Transcribe the data that follows precisely, omitting nothing.

INFORMATION GIVEN:
━━━━

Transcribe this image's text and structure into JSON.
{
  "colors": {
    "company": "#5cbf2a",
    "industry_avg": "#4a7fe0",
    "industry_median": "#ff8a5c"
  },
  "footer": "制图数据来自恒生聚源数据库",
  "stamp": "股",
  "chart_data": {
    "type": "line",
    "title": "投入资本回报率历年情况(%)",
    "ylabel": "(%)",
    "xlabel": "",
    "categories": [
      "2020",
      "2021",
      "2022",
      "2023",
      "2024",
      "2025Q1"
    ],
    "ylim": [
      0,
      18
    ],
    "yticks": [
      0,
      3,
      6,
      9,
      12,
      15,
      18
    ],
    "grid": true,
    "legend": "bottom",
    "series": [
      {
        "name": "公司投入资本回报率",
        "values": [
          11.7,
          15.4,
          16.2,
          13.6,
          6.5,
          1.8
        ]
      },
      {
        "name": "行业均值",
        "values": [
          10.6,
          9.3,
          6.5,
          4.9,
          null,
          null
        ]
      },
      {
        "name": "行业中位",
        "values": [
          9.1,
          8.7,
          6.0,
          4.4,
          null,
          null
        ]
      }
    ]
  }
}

━━━━

TASK SOLUTION:
Transcribe this image's text and structure into JSON.
{
  "colors": {
    "company": "#5cbf2a",
    "industry_avg": "#4a7fe0",
    "industry_median": "#ff8a5c"
  },
  "footer": "制图数据来自恒生聚源数据库",
  "stamp": "股",
  "chart_data": {
    "type": "line",
    "title": "投入资本回报率历年情况(%)",
    "ylabel": "(%)",
    "xlabel": "",
    "categories": [
      "2020",
      "2021",
      "2022",
      "2023",
      "2024",
      "2025Q1"
    ],
    "ylim": [
      0,
      18
    ],
    "yticks": [
      0,
      3,
      6,
      9,
      12,
      15,
      18
    ],
    "grid": true,
    "legend": "bottom",
    "series": [
      {
        "name": "公司投入资本回报率",
        "values": [
          11.7,
          15.4,
          16.2,
          13.6,
          6.5,
          1.8
        ]
      },
      {
        "name": "行业均值",
        "values": [
          10.6,
          9.3,
          6.5,
          4.9,
          null,
          null
        ]
      },
      {
        "name": "行业中位",
        "values": [
          9.1,
          8.7,
          6.0,
          4.4,
          null,
          null
        ]
      }
    ]
  }
}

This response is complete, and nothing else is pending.